Determine the number of lines in the listing below where the string "Записать" occurs; answer with the number alone.

### DATASET EXCERPTS
■ ■ ■ ■ ■ ■ ■
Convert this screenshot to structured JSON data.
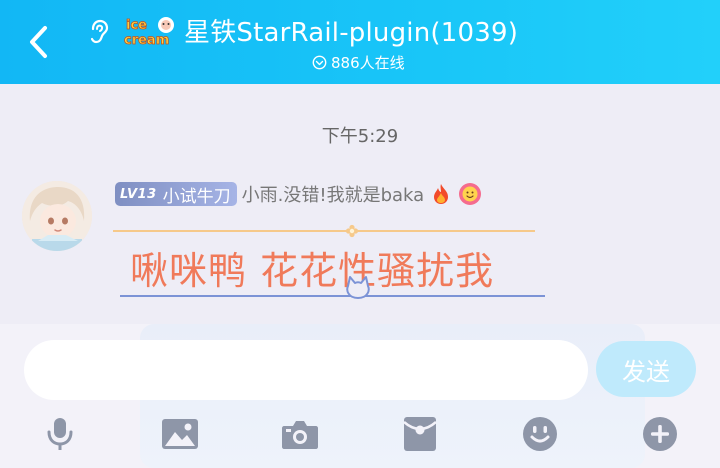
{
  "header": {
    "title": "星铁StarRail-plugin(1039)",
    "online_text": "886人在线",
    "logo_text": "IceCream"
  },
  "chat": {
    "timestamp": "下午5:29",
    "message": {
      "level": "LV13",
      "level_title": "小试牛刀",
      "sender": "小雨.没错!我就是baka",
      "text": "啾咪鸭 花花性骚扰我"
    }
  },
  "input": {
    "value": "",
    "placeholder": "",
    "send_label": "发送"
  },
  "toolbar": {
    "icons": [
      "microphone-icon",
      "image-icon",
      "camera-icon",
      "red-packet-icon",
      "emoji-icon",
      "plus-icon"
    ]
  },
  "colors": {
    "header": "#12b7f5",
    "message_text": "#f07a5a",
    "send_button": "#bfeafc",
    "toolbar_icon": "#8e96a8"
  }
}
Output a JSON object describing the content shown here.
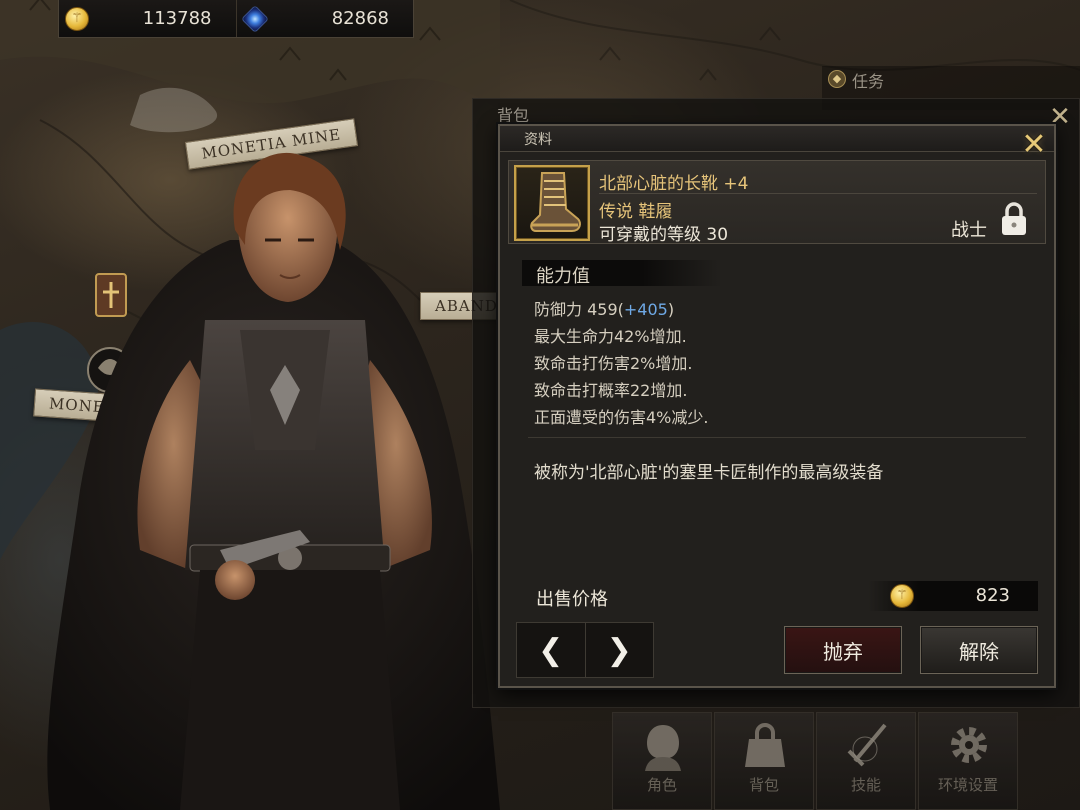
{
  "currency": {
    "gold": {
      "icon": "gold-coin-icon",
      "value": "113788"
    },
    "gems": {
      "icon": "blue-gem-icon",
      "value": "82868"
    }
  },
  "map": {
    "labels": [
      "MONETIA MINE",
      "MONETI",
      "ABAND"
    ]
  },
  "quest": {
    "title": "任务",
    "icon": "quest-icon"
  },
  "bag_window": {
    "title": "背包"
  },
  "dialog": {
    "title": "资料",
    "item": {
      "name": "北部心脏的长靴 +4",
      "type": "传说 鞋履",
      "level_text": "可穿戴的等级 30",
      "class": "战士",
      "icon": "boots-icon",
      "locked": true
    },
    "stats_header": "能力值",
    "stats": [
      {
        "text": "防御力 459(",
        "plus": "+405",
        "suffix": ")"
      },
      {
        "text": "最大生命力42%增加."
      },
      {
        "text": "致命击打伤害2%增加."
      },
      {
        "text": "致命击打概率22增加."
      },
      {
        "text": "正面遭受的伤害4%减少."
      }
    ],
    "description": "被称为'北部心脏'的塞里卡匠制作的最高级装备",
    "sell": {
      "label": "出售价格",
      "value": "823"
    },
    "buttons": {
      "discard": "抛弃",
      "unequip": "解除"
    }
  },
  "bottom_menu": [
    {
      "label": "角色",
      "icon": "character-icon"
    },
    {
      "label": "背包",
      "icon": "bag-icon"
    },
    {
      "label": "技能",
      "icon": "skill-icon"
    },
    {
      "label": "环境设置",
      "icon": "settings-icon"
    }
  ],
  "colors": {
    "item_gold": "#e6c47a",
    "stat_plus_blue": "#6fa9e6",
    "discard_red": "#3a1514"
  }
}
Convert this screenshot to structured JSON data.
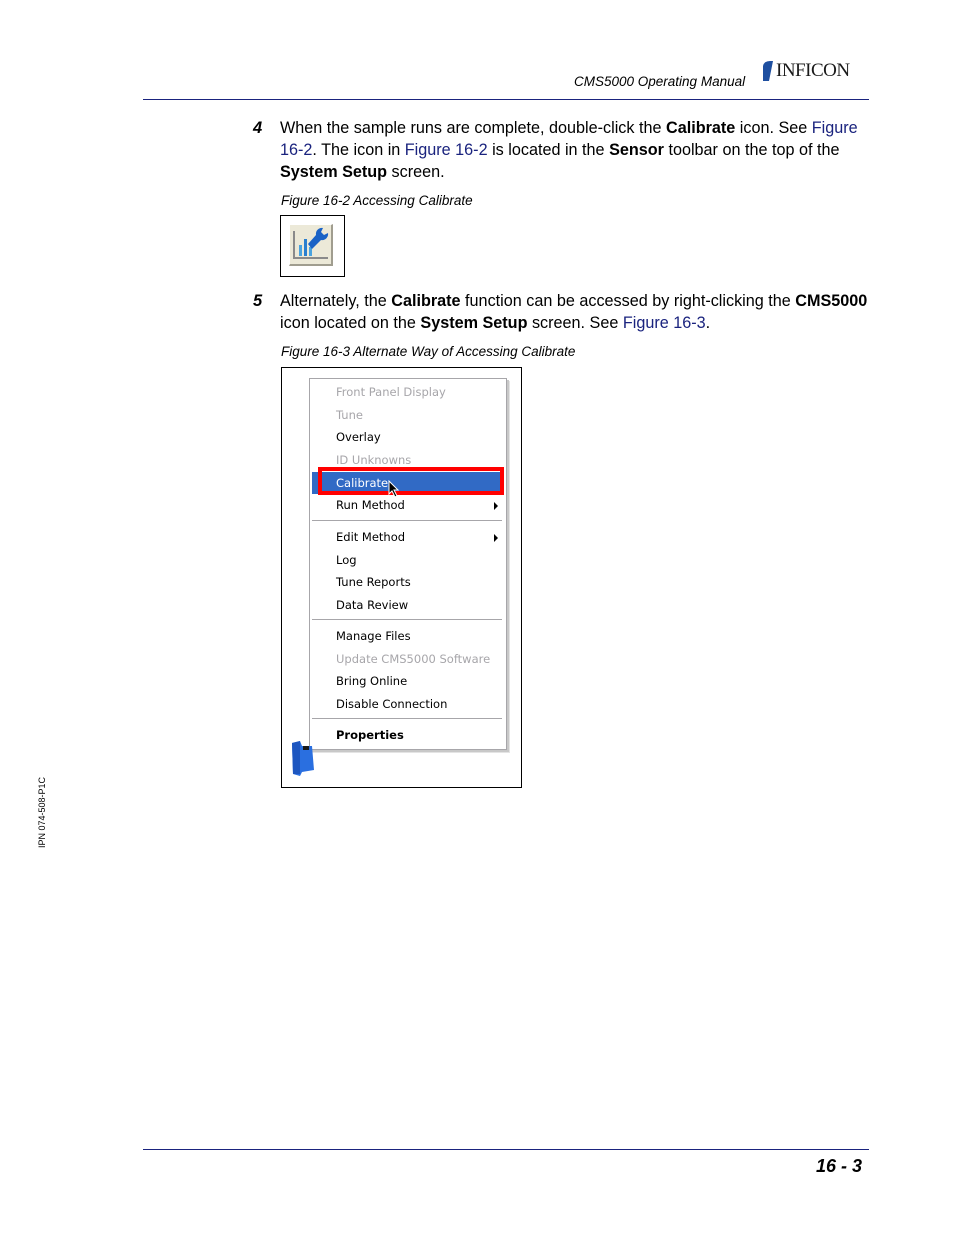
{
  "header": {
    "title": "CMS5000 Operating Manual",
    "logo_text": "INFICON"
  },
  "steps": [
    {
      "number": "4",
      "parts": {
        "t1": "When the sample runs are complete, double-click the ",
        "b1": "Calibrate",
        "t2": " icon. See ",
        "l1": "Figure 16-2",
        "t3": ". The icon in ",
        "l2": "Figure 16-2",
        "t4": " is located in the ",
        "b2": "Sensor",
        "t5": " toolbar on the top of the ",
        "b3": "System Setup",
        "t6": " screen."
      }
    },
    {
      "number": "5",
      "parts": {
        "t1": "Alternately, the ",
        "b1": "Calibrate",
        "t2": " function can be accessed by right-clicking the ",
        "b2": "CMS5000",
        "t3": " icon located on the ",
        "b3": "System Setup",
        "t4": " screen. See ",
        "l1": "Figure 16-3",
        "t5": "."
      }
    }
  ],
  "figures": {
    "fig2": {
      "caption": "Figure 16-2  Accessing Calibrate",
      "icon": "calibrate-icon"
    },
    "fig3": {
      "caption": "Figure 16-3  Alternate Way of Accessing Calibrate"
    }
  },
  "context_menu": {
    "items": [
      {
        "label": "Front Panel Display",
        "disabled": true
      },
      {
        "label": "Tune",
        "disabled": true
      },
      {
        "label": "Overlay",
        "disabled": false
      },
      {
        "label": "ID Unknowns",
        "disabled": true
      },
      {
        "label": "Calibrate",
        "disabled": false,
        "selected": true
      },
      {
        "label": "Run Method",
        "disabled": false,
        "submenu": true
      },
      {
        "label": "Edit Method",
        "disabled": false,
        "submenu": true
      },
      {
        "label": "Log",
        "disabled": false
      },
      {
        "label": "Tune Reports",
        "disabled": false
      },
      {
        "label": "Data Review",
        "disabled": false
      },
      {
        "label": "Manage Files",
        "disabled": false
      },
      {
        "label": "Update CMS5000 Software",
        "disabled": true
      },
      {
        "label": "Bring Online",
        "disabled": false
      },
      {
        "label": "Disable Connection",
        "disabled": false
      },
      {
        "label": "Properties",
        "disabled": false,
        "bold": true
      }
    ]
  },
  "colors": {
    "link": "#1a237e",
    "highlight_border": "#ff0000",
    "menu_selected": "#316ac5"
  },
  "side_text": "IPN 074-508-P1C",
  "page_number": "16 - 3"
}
■ ■ ■ ■ ■ ■ ■
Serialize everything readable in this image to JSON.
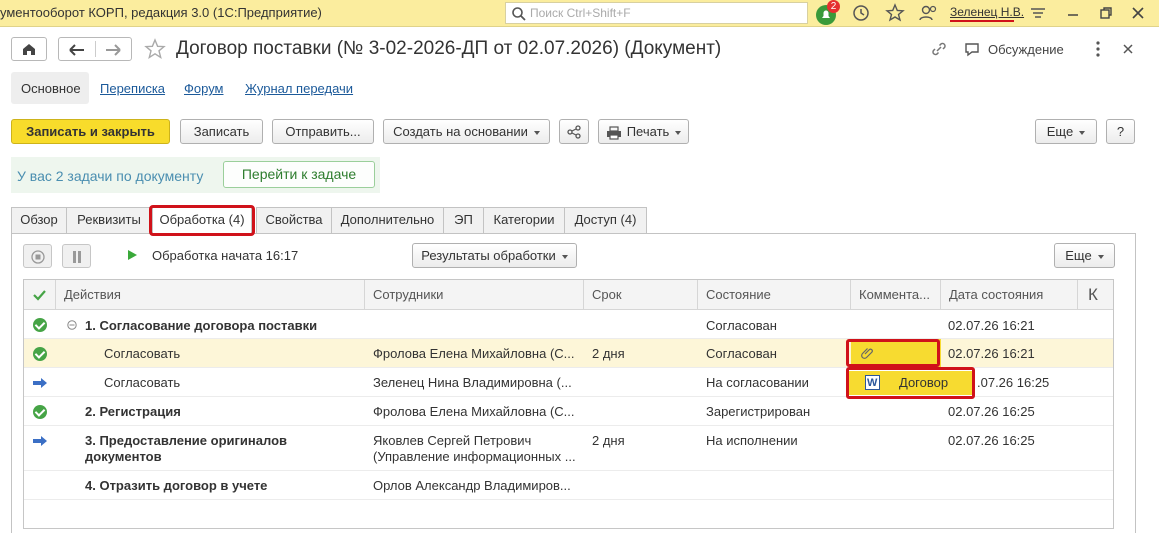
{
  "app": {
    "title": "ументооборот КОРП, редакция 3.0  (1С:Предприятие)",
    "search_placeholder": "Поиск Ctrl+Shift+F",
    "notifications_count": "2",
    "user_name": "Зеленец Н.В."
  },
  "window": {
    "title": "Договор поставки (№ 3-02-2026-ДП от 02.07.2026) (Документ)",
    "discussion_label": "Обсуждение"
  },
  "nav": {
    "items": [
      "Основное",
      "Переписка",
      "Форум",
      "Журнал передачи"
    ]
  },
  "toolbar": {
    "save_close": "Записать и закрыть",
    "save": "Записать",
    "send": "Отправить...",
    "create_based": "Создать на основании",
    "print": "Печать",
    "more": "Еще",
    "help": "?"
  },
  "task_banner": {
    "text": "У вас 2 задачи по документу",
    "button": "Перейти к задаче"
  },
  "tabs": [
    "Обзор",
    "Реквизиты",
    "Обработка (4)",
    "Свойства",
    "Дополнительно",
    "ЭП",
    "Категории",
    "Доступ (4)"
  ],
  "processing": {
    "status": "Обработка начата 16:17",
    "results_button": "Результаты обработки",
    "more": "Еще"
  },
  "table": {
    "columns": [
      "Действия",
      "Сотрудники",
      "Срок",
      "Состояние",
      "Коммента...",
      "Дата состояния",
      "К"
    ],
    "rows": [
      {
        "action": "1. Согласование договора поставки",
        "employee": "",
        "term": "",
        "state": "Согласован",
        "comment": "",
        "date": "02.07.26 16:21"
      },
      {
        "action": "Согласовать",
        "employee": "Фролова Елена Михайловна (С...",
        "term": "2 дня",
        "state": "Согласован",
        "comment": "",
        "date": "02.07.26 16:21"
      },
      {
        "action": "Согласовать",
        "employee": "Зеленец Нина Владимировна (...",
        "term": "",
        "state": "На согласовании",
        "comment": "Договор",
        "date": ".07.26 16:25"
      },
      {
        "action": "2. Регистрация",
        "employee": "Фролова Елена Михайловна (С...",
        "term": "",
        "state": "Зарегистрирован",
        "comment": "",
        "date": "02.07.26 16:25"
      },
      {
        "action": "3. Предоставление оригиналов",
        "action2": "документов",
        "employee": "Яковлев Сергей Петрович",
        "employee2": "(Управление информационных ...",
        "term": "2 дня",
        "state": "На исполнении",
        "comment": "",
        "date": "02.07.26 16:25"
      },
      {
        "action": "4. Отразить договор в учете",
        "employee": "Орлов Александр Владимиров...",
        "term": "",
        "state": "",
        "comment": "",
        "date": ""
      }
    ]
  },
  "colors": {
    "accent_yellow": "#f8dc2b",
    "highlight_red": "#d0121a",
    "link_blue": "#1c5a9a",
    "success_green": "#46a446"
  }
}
■ ■ ■ ■ ■ ■ ■
### EXERCISE ANSWER
2